→ YOUR TASK: Only lines holding the string "Smelter" are wanted; copy each one from the material.

(Saved data entries)

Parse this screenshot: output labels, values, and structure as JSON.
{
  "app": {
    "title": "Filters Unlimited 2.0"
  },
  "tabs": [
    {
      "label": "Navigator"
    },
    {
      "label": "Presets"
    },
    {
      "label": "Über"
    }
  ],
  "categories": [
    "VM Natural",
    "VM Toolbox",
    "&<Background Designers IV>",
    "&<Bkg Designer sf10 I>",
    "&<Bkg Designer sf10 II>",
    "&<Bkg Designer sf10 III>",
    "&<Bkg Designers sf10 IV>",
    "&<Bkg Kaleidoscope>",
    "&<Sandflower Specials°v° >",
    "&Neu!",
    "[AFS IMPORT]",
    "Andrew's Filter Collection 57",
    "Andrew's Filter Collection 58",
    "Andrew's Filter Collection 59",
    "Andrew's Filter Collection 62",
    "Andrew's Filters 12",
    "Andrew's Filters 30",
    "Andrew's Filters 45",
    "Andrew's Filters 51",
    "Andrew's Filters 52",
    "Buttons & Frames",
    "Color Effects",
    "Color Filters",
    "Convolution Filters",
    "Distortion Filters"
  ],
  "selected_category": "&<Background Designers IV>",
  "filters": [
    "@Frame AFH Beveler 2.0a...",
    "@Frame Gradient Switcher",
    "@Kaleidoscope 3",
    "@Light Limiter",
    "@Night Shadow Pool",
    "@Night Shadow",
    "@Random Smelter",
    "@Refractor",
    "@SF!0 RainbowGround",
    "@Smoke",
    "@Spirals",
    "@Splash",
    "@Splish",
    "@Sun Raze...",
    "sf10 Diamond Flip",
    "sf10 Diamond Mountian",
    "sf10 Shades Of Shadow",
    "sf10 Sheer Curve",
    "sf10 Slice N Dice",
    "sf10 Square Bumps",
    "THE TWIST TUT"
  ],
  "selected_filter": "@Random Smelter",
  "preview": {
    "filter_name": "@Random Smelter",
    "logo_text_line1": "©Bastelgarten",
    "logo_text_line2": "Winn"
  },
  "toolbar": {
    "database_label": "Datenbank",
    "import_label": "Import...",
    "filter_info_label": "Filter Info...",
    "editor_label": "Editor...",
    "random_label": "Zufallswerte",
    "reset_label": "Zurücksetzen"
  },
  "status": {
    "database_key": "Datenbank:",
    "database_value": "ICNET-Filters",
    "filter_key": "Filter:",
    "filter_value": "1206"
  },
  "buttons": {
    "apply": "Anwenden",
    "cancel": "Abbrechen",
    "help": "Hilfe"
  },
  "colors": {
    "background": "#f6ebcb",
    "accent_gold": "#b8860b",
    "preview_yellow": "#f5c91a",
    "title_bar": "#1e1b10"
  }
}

→ OUTPUT OF THE EXERCISE:
    "@Random Smelter",
  "selected_filter": "@Random Smelter",
    "filter_name": "@Random Smelter",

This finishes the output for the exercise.